Exercise material:
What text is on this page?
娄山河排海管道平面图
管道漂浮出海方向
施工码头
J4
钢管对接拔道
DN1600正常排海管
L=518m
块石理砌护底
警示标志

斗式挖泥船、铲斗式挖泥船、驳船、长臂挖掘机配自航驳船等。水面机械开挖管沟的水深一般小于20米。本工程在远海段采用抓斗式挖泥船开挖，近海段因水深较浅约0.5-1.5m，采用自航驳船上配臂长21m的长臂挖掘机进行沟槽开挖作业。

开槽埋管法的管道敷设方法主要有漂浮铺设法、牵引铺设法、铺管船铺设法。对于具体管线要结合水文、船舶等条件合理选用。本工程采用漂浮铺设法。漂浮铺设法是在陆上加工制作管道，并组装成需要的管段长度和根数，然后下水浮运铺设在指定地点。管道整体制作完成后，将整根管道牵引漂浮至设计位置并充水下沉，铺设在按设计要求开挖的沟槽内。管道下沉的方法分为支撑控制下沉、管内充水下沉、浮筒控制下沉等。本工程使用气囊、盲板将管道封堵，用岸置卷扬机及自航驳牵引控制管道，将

Written exercise: Copy the material above verbatim.

Solution for this task:
What text is on this page?
娄山河排海管道平面图
管道漂浮出海方向
施工码头
J4
钢管对接拔道
DN1600正常排海管
L=518m
块石理砌护底
警示标志

斗式挖泥船、铲斗式挖泥船、驳船、长臂挖掘机配自航驳船等。水面机械开挖管沟的水深一般小于20米。本工程在远海段采用抓斗式挖泥船开挖，近海段因水深较浅约0.5-1.5m，采用自航驳船上配臂长21m的长臂挖掘机进行沟槽开挖作业。

开槽埋管法的管道敷设方法主要有漂浮铺设法、牵引铺设法、铺管船铺设法。对于具体管线要结合水文、船舶等条件合理选用。本工程采用漂浮铺设法。漂浮铺设法是在陆上加工制作管道，并组装成需要的管段长度和根数，然后下水浮运铺设在指定地点。管道整体制作完成后，将整根管道牵引漂浮至设计位置并充水下沉，铺设在按设计要求开挖的沟槽内。管道下沉的方法分为支撑控制下沉、管内充水下沉、浮筒控制下沉等。本工程使用气囊、盲板将管道封堵，用岸置卷扬机及自航驳牵引控制管道，将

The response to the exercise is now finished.